Input records
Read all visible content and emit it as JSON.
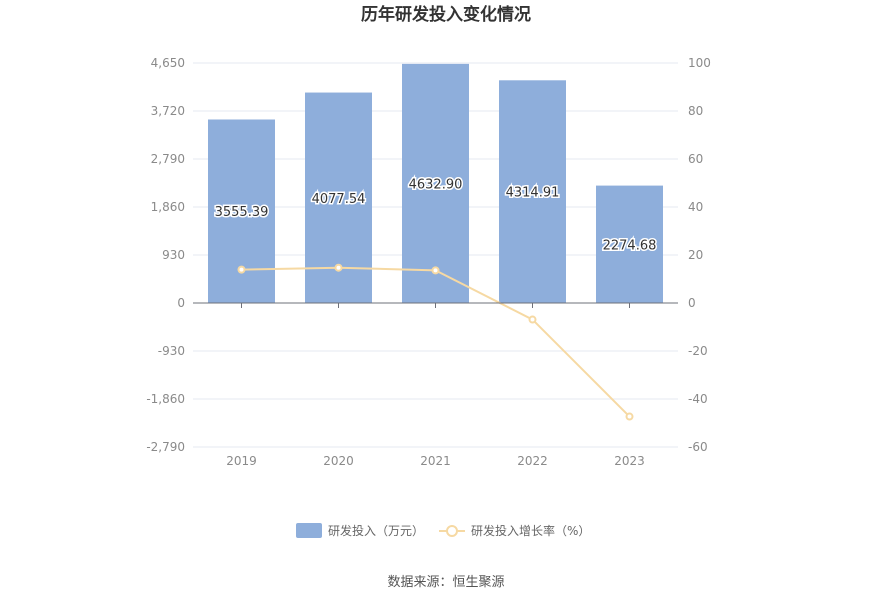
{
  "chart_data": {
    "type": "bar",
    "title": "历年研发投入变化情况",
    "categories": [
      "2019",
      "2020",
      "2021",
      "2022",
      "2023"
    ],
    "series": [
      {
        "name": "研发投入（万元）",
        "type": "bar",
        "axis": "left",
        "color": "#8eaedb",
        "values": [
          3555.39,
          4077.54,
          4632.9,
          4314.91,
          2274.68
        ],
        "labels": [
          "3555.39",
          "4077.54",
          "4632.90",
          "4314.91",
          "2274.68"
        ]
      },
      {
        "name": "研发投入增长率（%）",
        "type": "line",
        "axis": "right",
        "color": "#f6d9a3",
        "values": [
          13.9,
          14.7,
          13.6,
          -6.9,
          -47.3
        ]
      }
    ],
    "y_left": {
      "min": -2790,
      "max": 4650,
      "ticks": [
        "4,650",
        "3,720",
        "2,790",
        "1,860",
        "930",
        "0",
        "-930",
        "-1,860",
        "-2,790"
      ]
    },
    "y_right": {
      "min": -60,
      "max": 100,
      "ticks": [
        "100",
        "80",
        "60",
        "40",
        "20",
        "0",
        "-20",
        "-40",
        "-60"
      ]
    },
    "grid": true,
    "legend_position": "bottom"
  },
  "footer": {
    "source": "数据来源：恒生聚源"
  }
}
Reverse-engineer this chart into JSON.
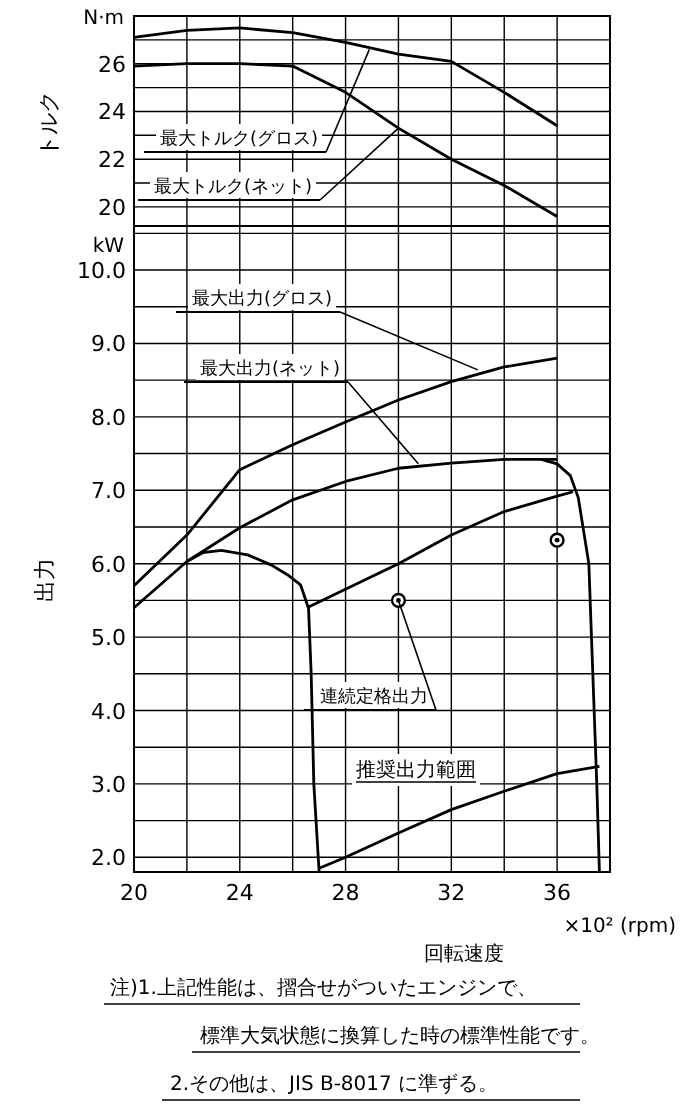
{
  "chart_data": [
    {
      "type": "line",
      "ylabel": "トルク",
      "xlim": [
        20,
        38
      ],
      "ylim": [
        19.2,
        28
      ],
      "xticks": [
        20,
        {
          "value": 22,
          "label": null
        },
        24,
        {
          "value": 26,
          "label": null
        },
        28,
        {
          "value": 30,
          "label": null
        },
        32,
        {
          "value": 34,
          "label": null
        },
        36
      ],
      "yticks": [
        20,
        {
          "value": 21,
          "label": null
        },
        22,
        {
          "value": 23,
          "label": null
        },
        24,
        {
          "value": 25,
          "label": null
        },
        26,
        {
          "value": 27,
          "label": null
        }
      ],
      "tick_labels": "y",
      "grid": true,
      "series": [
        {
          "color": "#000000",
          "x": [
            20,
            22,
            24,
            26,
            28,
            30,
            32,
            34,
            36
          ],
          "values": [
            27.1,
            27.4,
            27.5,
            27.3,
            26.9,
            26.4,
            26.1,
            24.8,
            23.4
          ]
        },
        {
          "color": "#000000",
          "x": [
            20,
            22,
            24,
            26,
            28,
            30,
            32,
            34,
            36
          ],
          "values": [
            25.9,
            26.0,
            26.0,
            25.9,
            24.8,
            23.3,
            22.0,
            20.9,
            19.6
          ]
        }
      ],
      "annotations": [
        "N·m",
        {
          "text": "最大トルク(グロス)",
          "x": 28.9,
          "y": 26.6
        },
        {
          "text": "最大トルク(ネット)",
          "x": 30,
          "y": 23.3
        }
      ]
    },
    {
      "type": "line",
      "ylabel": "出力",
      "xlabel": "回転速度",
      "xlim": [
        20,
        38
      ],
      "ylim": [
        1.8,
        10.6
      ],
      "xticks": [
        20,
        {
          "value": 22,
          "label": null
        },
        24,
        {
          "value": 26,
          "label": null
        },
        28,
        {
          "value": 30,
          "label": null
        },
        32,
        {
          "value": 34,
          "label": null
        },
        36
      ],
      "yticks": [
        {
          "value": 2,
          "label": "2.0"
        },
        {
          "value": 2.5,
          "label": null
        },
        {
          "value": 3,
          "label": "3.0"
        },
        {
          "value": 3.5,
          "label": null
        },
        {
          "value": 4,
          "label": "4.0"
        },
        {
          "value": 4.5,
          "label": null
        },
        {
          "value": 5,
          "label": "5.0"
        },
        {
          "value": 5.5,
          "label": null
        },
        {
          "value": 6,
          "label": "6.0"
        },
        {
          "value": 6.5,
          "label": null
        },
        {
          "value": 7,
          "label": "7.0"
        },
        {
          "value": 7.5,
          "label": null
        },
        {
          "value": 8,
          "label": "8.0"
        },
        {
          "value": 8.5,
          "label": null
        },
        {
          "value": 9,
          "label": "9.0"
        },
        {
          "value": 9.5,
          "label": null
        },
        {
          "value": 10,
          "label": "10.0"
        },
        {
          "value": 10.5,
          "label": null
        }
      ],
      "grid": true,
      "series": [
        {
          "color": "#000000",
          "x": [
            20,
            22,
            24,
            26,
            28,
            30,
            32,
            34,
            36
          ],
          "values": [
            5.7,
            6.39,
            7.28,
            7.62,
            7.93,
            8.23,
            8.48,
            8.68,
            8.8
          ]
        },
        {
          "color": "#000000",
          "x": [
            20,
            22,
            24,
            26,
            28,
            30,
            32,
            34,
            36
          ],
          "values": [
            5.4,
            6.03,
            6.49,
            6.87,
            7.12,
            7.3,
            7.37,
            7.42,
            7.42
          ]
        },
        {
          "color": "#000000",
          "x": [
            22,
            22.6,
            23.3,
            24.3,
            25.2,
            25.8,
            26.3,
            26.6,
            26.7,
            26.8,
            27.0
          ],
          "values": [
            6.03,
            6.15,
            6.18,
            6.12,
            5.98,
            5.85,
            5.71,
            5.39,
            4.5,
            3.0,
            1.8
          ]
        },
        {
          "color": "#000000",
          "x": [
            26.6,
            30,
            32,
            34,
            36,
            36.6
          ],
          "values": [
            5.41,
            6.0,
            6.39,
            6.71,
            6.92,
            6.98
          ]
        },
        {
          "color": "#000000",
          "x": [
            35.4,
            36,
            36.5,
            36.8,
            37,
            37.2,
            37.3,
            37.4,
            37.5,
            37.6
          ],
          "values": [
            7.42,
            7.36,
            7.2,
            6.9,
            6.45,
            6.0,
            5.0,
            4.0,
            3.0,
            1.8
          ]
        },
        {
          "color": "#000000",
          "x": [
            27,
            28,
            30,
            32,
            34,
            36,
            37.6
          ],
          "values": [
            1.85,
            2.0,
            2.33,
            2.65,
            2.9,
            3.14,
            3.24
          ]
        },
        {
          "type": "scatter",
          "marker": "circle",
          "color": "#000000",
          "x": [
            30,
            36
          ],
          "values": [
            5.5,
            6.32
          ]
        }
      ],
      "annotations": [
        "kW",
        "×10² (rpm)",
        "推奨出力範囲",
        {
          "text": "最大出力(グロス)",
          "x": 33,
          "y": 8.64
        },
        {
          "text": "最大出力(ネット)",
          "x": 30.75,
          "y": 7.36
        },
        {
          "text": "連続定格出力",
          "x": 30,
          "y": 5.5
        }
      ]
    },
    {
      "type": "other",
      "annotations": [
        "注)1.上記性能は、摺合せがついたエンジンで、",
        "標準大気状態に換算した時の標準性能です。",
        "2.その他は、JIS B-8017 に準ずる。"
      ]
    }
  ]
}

Requirements
Every record must be copied exactly, with images dropped from the result.

Task solution
Read all visible content and emit it as JSON.
{
  "chart_data": {
    "type": "bar",
    "title": "历年研发投入变化情况",
    "categories": [
      "2019",
      "2020",
      "2021",
      "2022",
      "2023"
    ],
    "series": [
      {
        "name": "研发投入（万元）",
        "type": "bar",
        "axis": "left",
        "color": "#8eaedb",
        "values": [
          3555.39,
          4077.54,
          4632.9,
          4314.91,
          2274.68
        ],
        "labels": [
          "3555.39",
          "4077.54",
          "4632.90",
          "4314.91",
          "2274.68"
        ]
      },
      {
        "name": "研发投入增长率（%）",
        "type": "line",
        "axis": "right",
        "color": "#f6d9a3",
        "values": [
          13.9,
          14.7,
          13.6,
          -6.9,
          -47.3
        ]
      }
    ],
    "y_left": {
      "min": -2790,
      "max": 4650,
      "ticks": [
        "4,650",
        "3,720",
        "2,790",
        "1,860",
        "930",
        "0",
        "-930",
        "-1,860",
        "-2,790"
      ]
    },
    "y_right": {
      "min": -60,
      "max": 100,
      "ticks": [
        "100",
        "80",
        "60",
        "40",
        "20",
        "0",
        "-20",
        "-40",
        "-60"
      ]
    },
    "grid": true,
    "legend_position": "bottom"
  },
  "footer": {
    "source": "数据来源：恒生聚源"
  }
}
Reverse-engineer this chart into JSON.
{
  "chart_data": [
    {
      "type": "line",
      "ylabel": "トルク",
      "xlim": [
        20,
        38
      ],
      "ylim": [
        19.2,
        28
      ],
      "xticks": [
        20,
        {
          "value": 22,
          "label": null
        },
        24,
        {
          "value": 26,
          "label": null
        },
        28,
        {
          "value": 30,
          "label": null
        },
        32,
        {
          "value": 34,
          "label": null
        },
        36
      ],
      "yticks": [
        20,
        {
          "value": 21,
          "label": null
        },
        22,
        {
          "value": 23,
          "label": null
        },
        24,
        {
          "value": 25,
          "label": null
        },
        26,
        {
          "value": 27,
          "label": null
        }
      ],
      "tick_labels": "y",
      "grid": true,
      "series": [
        {
          "color": "#000000",
          "x": [
            20,
            22,
            24,
            26,
            28,
            30,
            32,
            34,
            36
          ],
          "values": [
            27.1,
            27.4,
            27.5,
            27.3,
            26.9,
            26.4,
            26.1,
            24.8,
            23.4
          ]
        },
        {
          "color": "#000000",
          "x": [
            20,
            22,
            24,
            26,
            28,
            30,
            32,
            34,
            36
          ],
          "values": [
            25.9,
            26.0,
            26.0,
            25.9,
            24.8,
            23.3,
            22.0,
            20.9,
            19.6
          ]
        }
      ],
      "annotations": [
        "N·m",
        {
          "text": "最大トルク(グロス)",
          "x": 28.9,
          "y": 26.6
        },
        {
          "text": "最大トルク(ネット)",
          "x": 30,
          "y": 23.3
        }
      ]
    },
    {
      "type": "line",
      "ylabel": "出力",
      "xlabel": "回転速度",
      "xlim": [
        20,
        38
      ],
      "ylim": [
        1.8,
        10.6
      ],
      "xticks": [
        20,
        {
          "value": 22,
          "label": null
        },
        24,
        {
          "value": 26,
          "label": null
        },
        28,
        {
          "value": 30,
          "label": null
        },
        32,
        {
          "value": 34,
          "label": null
        },
        36
      ],
      "yticks": [
        {
          "value": 2,
          "label": "2.0"
        },
        {
          "value": 2.5,
          "label": null
        },
        {
          "value": 3,
          "label": "3.0"
        },
        {
          "value": 3.5,
          "label": null
        },
        {
          "value": 4,
          "label": "4.0"
        },
        {
          "value": 4.5,
          "label": null
        },
        {
          "value": 5,
          "label": "5.0"
        },
        {
          "value": 5.5,
          "label": null
        },
        {
          "value": 6,
          "label": "6.0"
        },
        {
          "value": 6.5,
          "label": null
        },
        {
          "value": 7,
          "label": "7.0"
        },
        {
          "value": 7.5,
          "label": null
        },
        {
          "value": 8,
          "label": "8.0"
        },
        {
          "value": 8.5,
          "label": null
        },
        {
          "value": 9,
          "label": "9.0"
        },
        {
          "value": 9.5,
          "label": null
        },
        {
          "value": 10,
          "label": "10.0"
        },
        {
          "value": 10.5,
          "label": null
        }
      ],
      "grid": true,
      "series": [
        {
          "color": "#000000",
          "x": [
            20,
            22,
            24,
            26,
            28,
            30,
            32,
            34,
            36
          ],
          "values": [
            5.7,
            6.39,
            7.28,
            7.62,
            7.93,
            8.23,
            8.48,
            8.68,
            8.8
          ]
        },
        {
          "color": "#000000",
          "x": [
            20,
            22,
            24,
            26,
            28,
            30,
            32,
            34,
            36
          ],
          "values": [
            5.4,
            6.03,
            6.49,
            6.87,
            7.12,
            7.3,
            7.37,
            7.42,
            7.42
          ]
        },
        {
          "color": "#000000",
          "x": [
            22,
            22.6,
            23.3,
            24.3,
            25.2,
            25.8,
            26.3,
            26.6,
            26.7,
            26.8,
            27.0
          ],
          "values": [
            6.03,
            6.15,
            6.18,
            6.12,
            5.98,
            5.85,
            5.71,
            5.39,
            4.5,
            3.0,
            1.8
          ]
        },
        {
          "color": "#000000",
          "x": [
            26.6,
            30,
            32,
            34,
            36,
            36.6
          ],
          "values": [
            5.41,
            6.0,
            6.39,
            6.71,
            6.92,
            6.98
          ]
        },
        {
          "color": "#000000",
          "x": [
            35.4,
            36,
            36.5,
            36.8,
            37,
            37.2,
            37.3,
            37.4,
            37.5,
            37.6
          ],
          "values": [
            7.42,
            7.36,
            7.2,
            6.9,
            6.45,
            6.0,
            5.0,
            4.0,
            3.0,
            1.8
          ]
        },
        {
          "color": "#000000",
          "x": [
            27,
            28,
            30,
            32,
            34,
            36,
            37.6
          ],
          "values": [
            1.85,
            2.0,
            2.33,
            2.65,
            2.9,
            3.14,
            3.24
          ]
        },
        {
          "type": "scatter",
          "marker": "circle",
          "color": "#000000",
          "x": [
            30,
            36
          ],
          "values": [
            5.5,
            6.32
          ]
        }
      ],
      "annotations": [
        "kW",
        "×10² (rpm)",
        "推奨出力範囲",
        {
          "text": "最大出力(グロス)",
          "x": 33,
          "y": 8.64
        },
        {
          "text": "最大出力(ネット)",
          "x": 30.75,
          "y": 7.36
        },
        {
          "text": "連続定格出力",
          "x": 30,
          "y": 5.5
        }
      ]
    },
    {
      "type": "other",
      "annotations": [
        "注)1.上記性能は、摺合せがついたエンジンで、",
        "標準大気状態に換算した時の標準性能です。",
        "2.その他は、JIS B-8017 に準ずる。"
      ]
    }
  ]
}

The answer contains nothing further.